▸ MATERIAL TO PROCESS
= = =
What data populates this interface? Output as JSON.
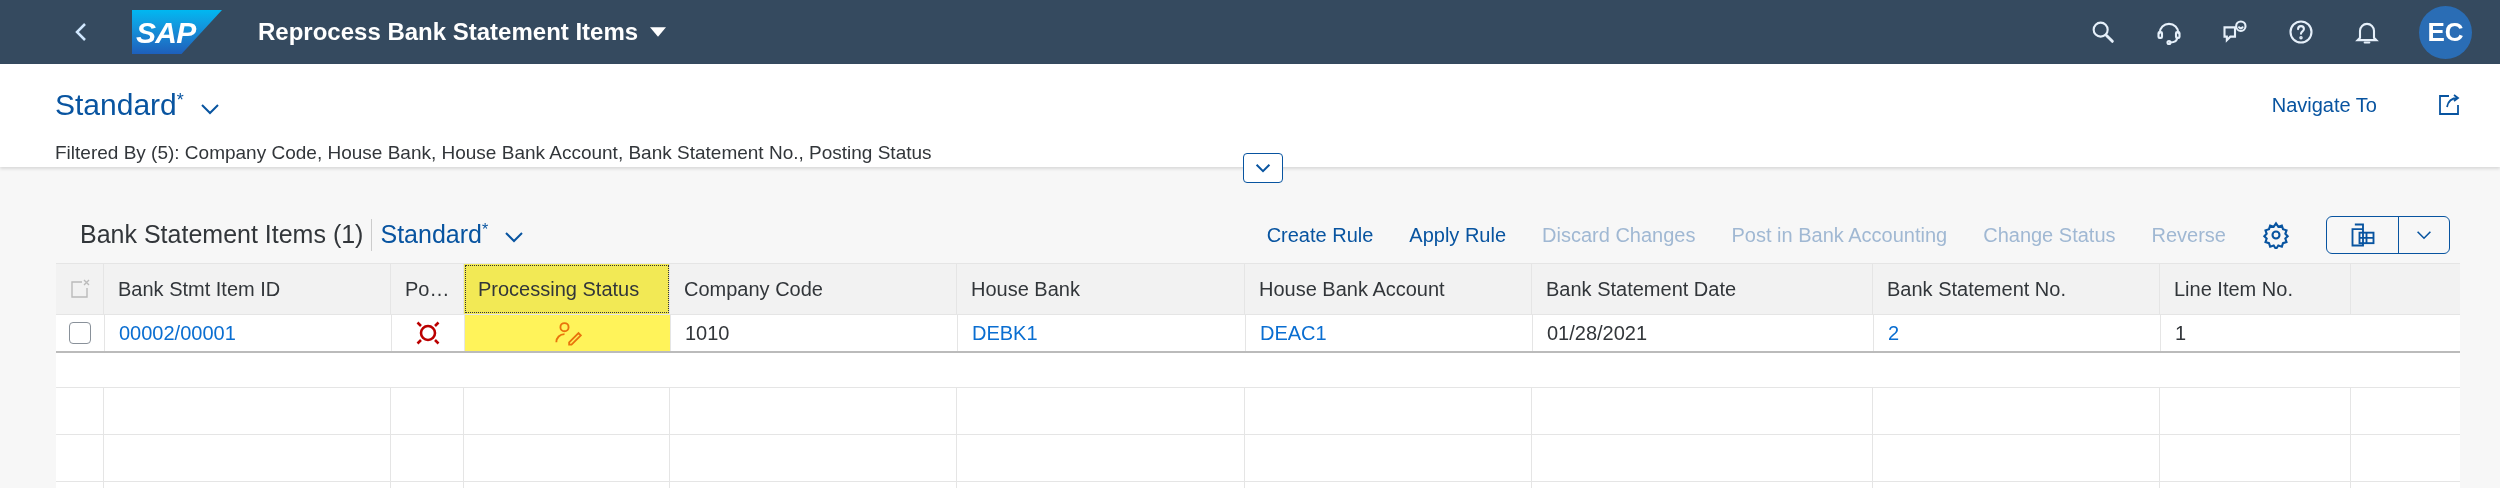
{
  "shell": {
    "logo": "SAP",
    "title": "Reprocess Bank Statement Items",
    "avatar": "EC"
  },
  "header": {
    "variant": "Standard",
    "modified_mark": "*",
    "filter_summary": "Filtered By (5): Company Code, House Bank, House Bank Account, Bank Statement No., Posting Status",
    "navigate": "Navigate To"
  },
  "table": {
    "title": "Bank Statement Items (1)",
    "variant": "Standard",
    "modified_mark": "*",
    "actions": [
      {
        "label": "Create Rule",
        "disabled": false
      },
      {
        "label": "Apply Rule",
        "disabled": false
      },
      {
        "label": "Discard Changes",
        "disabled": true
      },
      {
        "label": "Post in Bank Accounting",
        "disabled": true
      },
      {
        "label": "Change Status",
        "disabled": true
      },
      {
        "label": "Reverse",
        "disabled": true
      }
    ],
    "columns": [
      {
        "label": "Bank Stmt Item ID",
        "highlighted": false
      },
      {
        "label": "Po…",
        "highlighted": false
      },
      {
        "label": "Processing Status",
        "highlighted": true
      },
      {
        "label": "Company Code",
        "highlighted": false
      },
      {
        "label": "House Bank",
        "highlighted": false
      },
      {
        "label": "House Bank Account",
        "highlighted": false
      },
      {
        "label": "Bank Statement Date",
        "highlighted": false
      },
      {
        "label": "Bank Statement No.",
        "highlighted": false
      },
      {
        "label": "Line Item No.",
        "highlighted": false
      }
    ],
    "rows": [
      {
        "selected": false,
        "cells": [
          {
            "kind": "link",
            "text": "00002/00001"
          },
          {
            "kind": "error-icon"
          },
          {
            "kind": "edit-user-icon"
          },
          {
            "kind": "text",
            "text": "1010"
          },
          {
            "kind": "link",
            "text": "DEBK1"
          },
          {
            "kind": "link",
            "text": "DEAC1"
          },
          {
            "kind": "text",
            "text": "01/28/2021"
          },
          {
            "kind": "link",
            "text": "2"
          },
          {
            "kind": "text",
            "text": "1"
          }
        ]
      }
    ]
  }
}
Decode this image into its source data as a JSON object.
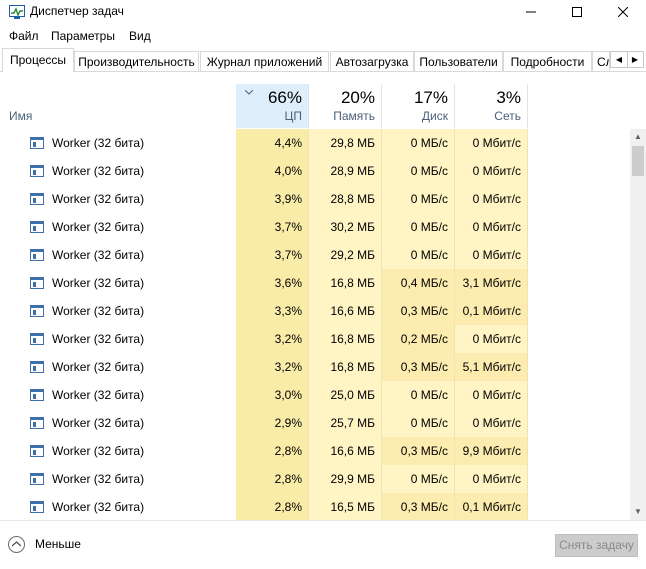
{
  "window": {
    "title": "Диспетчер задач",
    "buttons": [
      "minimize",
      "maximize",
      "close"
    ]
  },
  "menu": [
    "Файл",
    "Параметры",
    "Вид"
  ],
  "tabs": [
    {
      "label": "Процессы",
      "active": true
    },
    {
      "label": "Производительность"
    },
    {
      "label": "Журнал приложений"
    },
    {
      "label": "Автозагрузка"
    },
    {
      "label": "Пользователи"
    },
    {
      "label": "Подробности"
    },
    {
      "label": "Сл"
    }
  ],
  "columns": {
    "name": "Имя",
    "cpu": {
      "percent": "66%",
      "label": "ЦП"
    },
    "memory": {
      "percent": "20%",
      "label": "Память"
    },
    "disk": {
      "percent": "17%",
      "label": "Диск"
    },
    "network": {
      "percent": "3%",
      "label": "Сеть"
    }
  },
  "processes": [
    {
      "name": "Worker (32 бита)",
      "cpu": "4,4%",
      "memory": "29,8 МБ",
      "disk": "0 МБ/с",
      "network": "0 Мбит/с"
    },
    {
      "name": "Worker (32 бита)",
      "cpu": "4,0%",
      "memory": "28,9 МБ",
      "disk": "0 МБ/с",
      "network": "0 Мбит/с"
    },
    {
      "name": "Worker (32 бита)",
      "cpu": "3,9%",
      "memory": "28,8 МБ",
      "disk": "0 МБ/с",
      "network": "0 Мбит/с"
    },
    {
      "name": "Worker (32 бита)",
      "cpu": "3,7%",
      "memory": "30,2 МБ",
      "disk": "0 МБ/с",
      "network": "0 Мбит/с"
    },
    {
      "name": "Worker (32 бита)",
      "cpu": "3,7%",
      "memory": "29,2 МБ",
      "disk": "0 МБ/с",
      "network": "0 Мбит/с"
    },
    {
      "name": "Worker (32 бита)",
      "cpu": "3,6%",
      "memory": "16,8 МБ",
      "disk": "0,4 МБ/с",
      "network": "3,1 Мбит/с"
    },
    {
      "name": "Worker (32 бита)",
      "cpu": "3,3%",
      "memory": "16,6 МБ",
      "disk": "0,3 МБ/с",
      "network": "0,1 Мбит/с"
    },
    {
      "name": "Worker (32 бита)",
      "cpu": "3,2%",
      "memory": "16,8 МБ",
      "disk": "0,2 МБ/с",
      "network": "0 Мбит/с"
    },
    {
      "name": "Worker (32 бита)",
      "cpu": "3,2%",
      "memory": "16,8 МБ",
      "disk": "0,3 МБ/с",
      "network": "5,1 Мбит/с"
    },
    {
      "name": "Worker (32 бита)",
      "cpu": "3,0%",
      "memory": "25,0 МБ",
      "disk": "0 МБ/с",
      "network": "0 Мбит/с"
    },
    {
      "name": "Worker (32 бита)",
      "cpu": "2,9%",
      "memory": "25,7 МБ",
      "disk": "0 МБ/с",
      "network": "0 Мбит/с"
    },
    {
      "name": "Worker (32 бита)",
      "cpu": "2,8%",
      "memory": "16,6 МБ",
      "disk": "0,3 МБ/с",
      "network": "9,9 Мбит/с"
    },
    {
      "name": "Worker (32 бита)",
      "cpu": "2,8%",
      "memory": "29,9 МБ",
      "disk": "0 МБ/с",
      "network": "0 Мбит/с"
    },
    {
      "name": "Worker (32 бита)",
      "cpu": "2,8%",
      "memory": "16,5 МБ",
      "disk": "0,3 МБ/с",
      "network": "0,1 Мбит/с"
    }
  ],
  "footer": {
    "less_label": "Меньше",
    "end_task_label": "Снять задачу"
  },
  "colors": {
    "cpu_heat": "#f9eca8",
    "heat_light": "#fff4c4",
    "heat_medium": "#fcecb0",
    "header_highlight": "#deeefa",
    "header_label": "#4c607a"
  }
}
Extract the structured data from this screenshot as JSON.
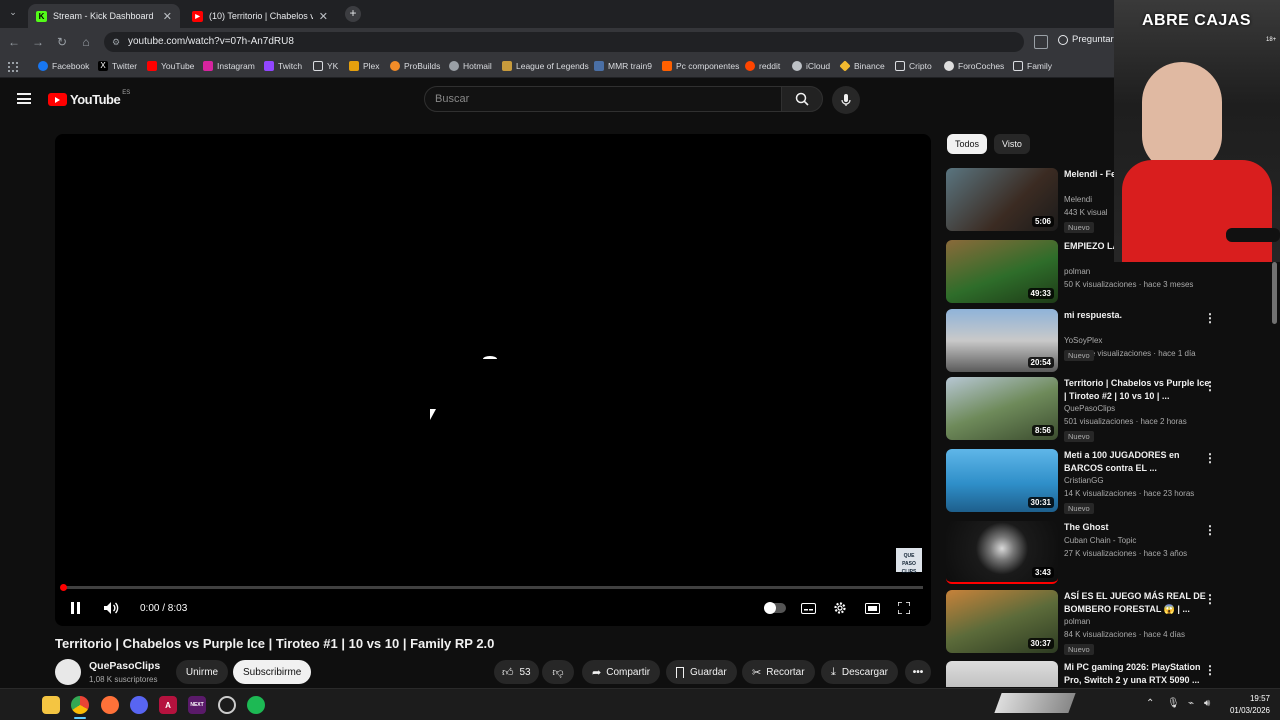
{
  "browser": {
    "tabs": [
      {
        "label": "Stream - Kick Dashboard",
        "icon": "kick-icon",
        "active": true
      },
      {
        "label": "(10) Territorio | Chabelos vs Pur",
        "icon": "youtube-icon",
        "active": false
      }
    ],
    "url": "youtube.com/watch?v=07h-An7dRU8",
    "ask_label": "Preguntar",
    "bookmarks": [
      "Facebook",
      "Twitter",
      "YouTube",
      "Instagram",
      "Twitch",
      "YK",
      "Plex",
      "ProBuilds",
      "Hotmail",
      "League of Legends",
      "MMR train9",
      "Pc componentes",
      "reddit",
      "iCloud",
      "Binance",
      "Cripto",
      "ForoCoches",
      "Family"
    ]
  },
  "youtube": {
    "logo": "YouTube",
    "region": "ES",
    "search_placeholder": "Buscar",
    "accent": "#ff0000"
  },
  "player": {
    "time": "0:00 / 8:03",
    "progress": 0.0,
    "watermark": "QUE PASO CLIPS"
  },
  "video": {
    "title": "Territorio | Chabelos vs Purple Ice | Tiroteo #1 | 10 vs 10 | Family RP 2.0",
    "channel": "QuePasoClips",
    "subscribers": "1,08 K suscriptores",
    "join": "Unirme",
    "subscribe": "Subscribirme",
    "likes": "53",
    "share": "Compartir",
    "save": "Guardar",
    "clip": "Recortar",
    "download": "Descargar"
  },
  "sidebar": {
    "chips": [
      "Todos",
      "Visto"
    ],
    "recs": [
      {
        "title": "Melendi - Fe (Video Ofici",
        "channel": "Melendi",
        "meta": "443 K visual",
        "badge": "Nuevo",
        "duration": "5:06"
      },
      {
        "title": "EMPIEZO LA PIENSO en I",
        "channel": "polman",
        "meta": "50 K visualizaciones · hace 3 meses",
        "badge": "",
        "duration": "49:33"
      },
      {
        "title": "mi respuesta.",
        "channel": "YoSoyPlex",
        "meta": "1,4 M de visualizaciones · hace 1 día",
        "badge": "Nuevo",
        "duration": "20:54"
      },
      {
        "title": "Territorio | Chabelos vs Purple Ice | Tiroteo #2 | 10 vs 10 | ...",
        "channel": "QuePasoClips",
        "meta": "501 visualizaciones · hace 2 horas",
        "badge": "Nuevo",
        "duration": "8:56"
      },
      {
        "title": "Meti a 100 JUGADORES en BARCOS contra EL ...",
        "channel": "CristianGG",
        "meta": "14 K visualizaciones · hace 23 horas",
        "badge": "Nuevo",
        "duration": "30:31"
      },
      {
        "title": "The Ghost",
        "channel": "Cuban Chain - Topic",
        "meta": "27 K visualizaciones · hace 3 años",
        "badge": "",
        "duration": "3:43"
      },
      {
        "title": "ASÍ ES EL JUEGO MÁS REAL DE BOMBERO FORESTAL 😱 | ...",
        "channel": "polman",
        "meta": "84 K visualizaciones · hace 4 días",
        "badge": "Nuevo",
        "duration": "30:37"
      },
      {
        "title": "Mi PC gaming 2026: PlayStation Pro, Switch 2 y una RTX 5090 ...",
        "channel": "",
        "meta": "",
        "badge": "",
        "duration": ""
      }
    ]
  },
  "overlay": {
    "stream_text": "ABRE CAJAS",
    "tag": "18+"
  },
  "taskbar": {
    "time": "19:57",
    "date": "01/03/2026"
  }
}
= = =
▸ GIVEN EXERCISE
Search the listing for the string "House". Copy each line where it turns up.

▸ RIGHT ANSWER
    "filter_summary": "Filtered By (5): Company Code, House Bank, House Bank Account, Bank Statement No., Posting Status",
        "label": "House Bank",
        "label": "House Bank Account",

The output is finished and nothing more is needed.